* **WHAT IS REQUIRED**: Print the entries below word for word; the pictures stay out of your copy.
★ ★ ★ ★
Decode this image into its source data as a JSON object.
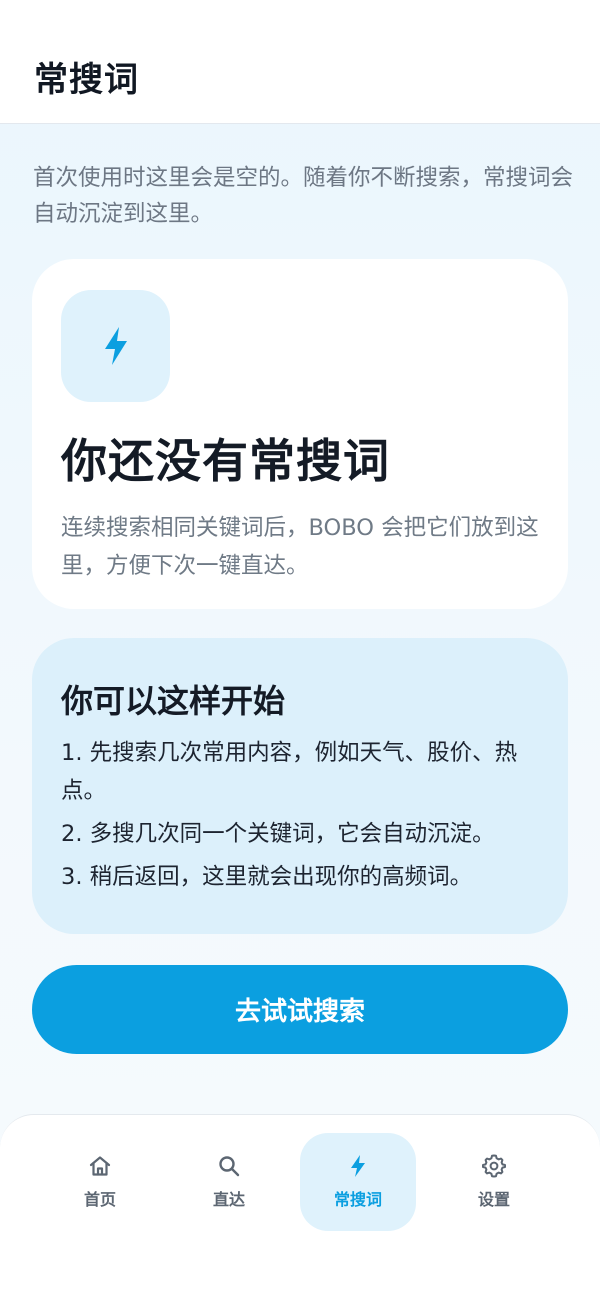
{
  "header": {
    "title": "常搜词"
  },
  "intro": "首次使用时这里会是空的。随着你不断搜索，常搜词会自动沉淀到这里。",
  "empty_state": {
    "icon": "bolt-icon",
    "title": "你还没有常搜词",
    "description": "连续搜索相同关键词后，BOBO 会把它们放到这里，方便下次一键直达。"
  },
  "tips": {
    "title": "你可以这样开始",
    "items": [
      "1. 先搜索几次常用内容，例如天气、股价、热点。",
      "2. 多搜几次同一个关键词，它会自动沉淀。",
      "3. 稍后返回，这里就会出现你的高频词。"
    ]
  },
  "cta": {
    "label": "去试试搜索"
  },
  "tabbar": {
    "active": "常搜词",
    "items": [
      {
        "label": "首页",
        "icon": "home-icon"
      },
      {
        "label": "直达",
        "icon": "search-icon"
      },
      {
        "label": "常搜词",
        "icon": "bolt-icon"
      },
      {
        "label": "设置",
        "icon": "gear-icon"
      }
    ]
  },
  "colors": {
    "accent": "#0b9fe0",
    "accent_soft": "#dff2fc",
    "text_primary": "#141b26",
    "text_secondary": "#6f7a86"
  }
}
★ ★ ★ ★
* **TASK RESPONSE**:
Decode this image into its source data as a JSON object.
{
  "header": {
    "title": "常搜词"
  },
  "intro": "首次使用时这里会是空的。随着你不断搜索，常搜词会自动沉淀到这里。",
  "empty_state": {
    "icon": "bolt-icon",
    "title": "你还没有常搜词",
    "description": "连续搜索相同关键词后，BOBO 会把它们放到这里，方便下次一键直达。"
  },
  "tips": {
    "title": "你可以这样开始",
    "items": [
      "1. 先搜索几次常用内容，例如天气、股价、热点。",
      "2. 多搜几次同一个关键词，它会自动沉淀。",
      "3. 稍后返回，这里就会出现你的高频词。"
    ]
  },
  "cta": {
    "label": "去试试搜索"
  },
  "tabbar": {
    "active": "常搜词",
    "items": [
      {
        "label": "首页",
        "icon": "home-icon"
      },
      {
        "label": "直达",
        "icon": "search-icon"
      },
      {
        "label": "常搜词",
        "icon": "bolt-icon"
      },
      {
        "label": "设置",
        "icon": "gear-icon"
      }
    ]
  },
  "colors": {
    "accent": "#0b9fe0",
    "accent_soft": "#dff2fc",
    "text_primary": "#141b26",
    "text_secondary": "#6f7a86"
  }
}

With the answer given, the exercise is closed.